**Task details**: Give every line from the entries that contains "JSON".

**Dataset entries**:
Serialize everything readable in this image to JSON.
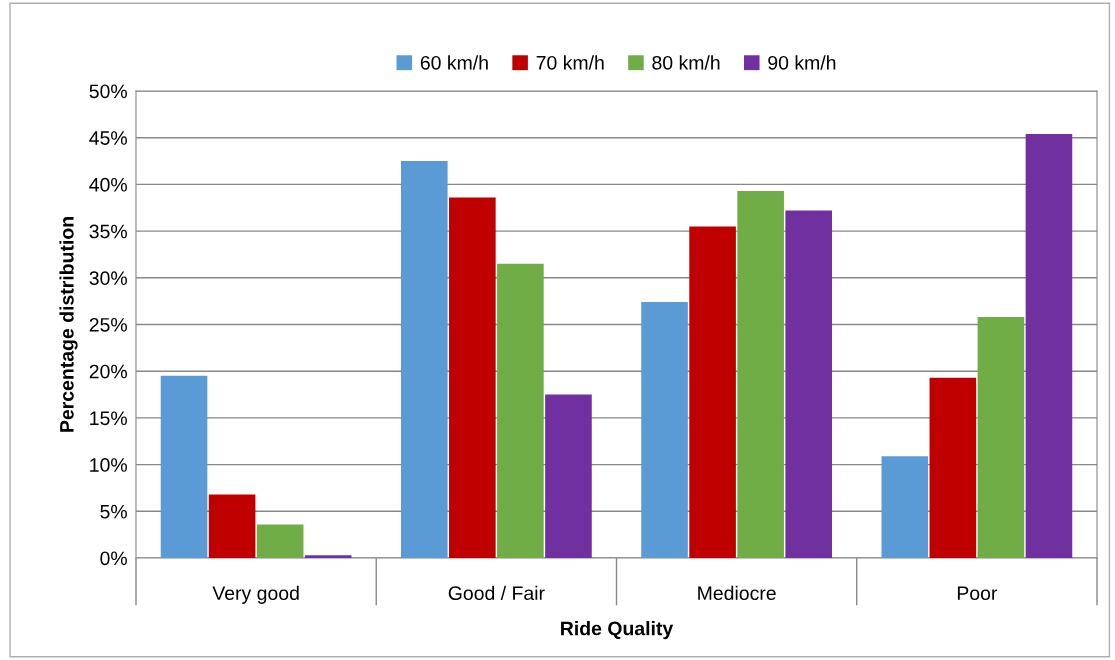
{
  "chart_data": {
    "type": "bar",
    "xlabel": "Ride Quality",
    "ylabel": "Percentage distribution",
    "categories": [
      "Very good",
      "Good / Fair",
      "Mediocre",
      "Poor"
    ],
    "series": [
      {
        "name": "60 km/h",
        "color": "#5b9bd5",
        "values": [
          19.5,
          42.5,
          27.4,
          10.9
        ]
      },
      {
        "name": "70 km/h",
        "color": "#c00000",
        "values": [
          6.8,
          38.6,
          35.5,
          19.3
        ]
      },
      {
        "name": "80 km/h",
        "color": "#70ad47",
        "values": [
          3.6,
          31.5,
          39.3,
          25.8
        ]
      },
      {
        "name": "90 km/h",
        "color": "#7030a0",
        "values": [
          0.3,
          17.5,
          37.2,
          45.4
        ]
      }
    ],
    "ylim": [
      0,
      50
    ],
    "yticks": [
      {
        "value": 0,
        "label": "0%"
      },
      {
        "value": 5,
        "label": "5%"
      },
      {
        "value": 10,
        "label": "10%"
      },
      {
        "value": 15,
        "label": "15%"
      },
      {
        "value": 20,
        "label": "20%"
      },
      {
        "value": 25,
        "label": "25%"
      },
      {
        "value": 30,
        "label": "30%"
      },
      {
        "value": 35,
        "label": "35%"
      },
      {
        "value": 40,
        "label": "40%"
      },
      {
        "value": 45,
        "label": "45%"
      },
      {
        "value": 50,
        "label": "50%"
      }
    ],
    "grid": "y",
    "legend": "top"
  }
}
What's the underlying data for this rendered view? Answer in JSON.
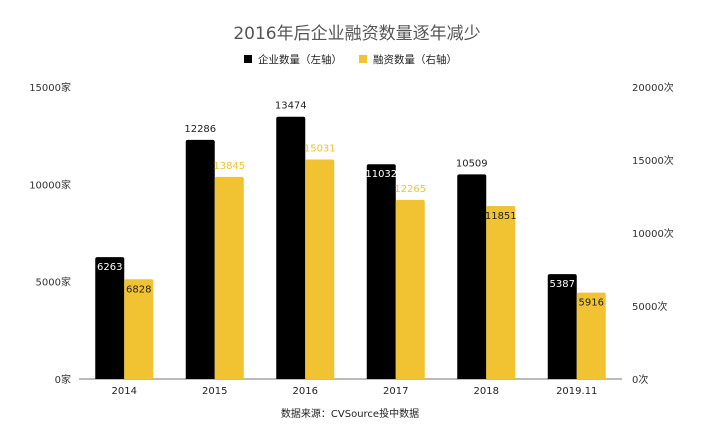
{
  "chart_data": {
    "type": "bar",
    "title": "2016年后企业融资数量逐年减少",
    "categories": [
      "2014",
      "2015",
      "2016",
      "2017",
      "2018",
      "2019.11"
    ],
    "series": [
      {
        "name": "企业数量（左轴）",
        "axis": "left",
        "color": "#000000",
        "values": [
          6263,
          12286,
          13474,
          11032,
          10509,
          5387
        ],
        "labels": [
          "6263",
          "12286",
          "13474",
          "11032",
          "10509",
          "5387"
        ]
      },
      {
        "name": "融资数量（右轴）",
        "axis": "right",
        "color": "#f1c232",
        "values": [
          6828,
          13845,
          15031,
          12265,
          11851,
          5916
        ],
        "labels": [
          "6828",
          "13845",
          "15031",
          "12265",
          "11851",
          "5916"
        ]
      }
    ],
    "ylim_left": [
      0,
      15000
    ],
    "ylim_right": [
      0,
      20000
    ],
    "yticks_left": [
      "0家",
      "5000家",
      "10000家",
      "15000家"
    ],
    "yticks_right": [
      "0次",
      "5000次",
      "10000次",
      "15000次",
      "20000次"
    ],
    "legend_position": "top-center",
    "grid": false,
    "source": "数据来源：CVSource投中数据"
  }
}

**Finished task**:
Serialize everything readable in this image to JSON.
What's the underlying data for this rendered view? Answer in JSON.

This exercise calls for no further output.